From the entries below, work out the number of lines that hold the word "PPKn", and give that number alone.
── Record extracts ──
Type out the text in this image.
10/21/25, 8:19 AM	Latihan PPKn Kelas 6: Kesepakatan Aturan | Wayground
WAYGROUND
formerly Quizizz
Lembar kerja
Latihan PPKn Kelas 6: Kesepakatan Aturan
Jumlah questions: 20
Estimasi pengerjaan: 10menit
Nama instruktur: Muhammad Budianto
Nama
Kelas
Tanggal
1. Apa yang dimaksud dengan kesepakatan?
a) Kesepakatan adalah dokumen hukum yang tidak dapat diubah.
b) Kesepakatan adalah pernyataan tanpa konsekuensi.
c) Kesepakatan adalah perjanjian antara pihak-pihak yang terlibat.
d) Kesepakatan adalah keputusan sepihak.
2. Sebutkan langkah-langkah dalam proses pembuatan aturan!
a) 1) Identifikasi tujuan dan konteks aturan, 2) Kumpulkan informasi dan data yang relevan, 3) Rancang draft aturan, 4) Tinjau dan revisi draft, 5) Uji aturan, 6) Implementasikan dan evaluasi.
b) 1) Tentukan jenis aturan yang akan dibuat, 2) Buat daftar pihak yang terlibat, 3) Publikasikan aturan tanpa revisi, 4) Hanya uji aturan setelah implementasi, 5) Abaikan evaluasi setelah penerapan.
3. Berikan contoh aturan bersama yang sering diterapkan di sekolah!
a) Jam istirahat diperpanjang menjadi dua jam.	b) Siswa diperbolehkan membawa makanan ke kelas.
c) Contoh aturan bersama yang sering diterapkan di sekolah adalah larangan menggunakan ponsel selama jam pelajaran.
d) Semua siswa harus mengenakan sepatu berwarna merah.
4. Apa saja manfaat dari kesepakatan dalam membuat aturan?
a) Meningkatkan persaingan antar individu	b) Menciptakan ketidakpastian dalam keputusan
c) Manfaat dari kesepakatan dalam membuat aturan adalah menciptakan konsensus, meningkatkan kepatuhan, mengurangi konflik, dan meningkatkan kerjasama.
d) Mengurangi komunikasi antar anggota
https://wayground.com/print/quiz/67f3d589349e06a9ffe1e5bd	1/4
───
**Task response:** 2